Task directions: Without the images, write out the whole listing exactly.

Exercise material:
★ ★ ★ ★ ★ ★ ★

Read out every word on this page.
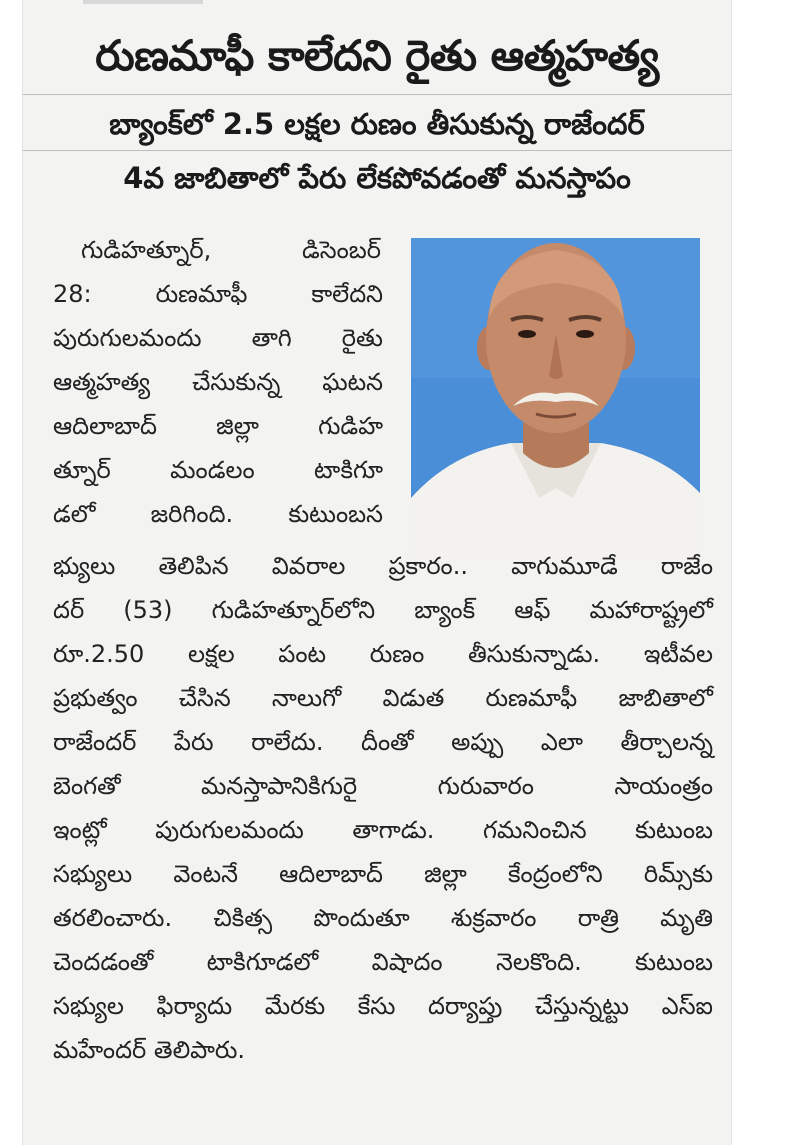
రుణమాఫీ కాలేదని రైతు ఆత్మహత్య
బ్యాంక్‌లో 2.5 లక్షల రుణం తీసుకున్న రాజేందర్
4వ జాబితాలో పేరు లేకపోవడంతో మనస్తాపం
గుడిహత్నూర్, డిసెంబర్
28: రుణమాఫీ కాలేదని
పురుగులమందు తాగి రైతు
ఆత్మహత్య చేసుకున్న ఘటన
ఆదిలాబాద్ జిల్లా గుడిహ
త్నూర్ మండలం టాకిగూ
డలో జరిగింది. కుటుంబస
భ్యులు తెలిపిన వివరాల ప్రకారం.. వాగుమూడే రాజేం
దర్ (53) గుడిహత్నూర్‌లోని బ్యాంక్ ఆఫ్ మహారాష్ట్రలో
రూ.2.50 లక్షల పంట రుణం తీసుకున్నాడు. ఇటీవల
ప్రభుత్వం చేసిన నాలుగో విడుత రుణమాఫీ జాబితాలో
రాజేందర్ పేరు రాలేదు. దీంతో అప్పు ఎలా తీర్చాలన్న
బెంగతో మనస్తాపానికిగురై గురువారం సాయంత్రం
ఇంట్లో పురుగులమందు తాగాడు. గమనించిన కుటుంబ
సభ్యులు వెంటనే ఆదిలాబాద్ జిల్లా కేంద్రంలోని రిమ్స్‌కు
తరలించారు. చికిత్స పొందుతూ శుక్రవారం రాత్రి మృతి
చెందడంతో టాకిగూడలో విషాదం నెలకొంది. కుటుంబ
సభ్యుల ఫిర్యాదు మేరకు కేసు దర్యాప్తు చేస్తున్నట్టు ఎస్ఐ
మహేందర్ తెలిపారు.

★ ★ ★ ★ ★ ★ ★

Task solution:
Read out every word on this page.
రుణమాఫీ కాలేదని రైతు ఆత్మహత్య
బ్యాంక్‌లో 2.5 లక్షల రుణం తీసుకున్న రాజేందర్
4వ జాబితాలో పేరు లేకపోవడంతో మనస్తాపం
గుడిహత్నూర్, డిసెంబర్
28: రుణమాఫీ కాలేదని
పురుగులమందు తాగి రైతు
ఆత్మహత్య చేసుకున్న ఘటన
ఆదిలాబాద్ జిల్లా గుడిహ
త్నూర్ మండలం టాకిగూ
డలో జరిగింది. కుటుంబస
భ్యులు తెలిపిన వివరాల ప్రకారం.. వాగుమూడే రాజేం
దర్ (53) గుడిహత్నూర్‌లోని బ్యాంక్ ఆఫ్ మహారాష్ట్రలో
రూ.2.50 లక్షల పంట రుణం తీసుకున్నాడు. ఇటీవల
ప్రభుత్వం చేసిన నాలుగో విడుత రుణమాఫీ జాబితాలో
రాజేందర్ పేరు రాలేదు. దీంతో అప్పు ఎలా తీర్చాలన్న
బెంగతో మనస్తాపానికిగురై గురువారం సాయంత్రం
ఇంట్లో పురుగులమందు తాగాడు. గమనించిన కుటుంబ
సభ్యులు వెంటనే ఆదిలాబాద్ జిల్లా కేంద్రంలోని రిమ్స్‌కు
తరలించారు. చికిత్స పొందుతూ శుక్రవారం రాత్రి మృతి
చెందడంతో టాకిగూడలో విషాదం నెలకొంది. కుటుంబ
సభ్యుల ఫిర్యాదు మేరకు కేసు దర్యాప్తు చేస్తున్నట్టు ఎస్ఐ
మహేందర్ తెలిపారు.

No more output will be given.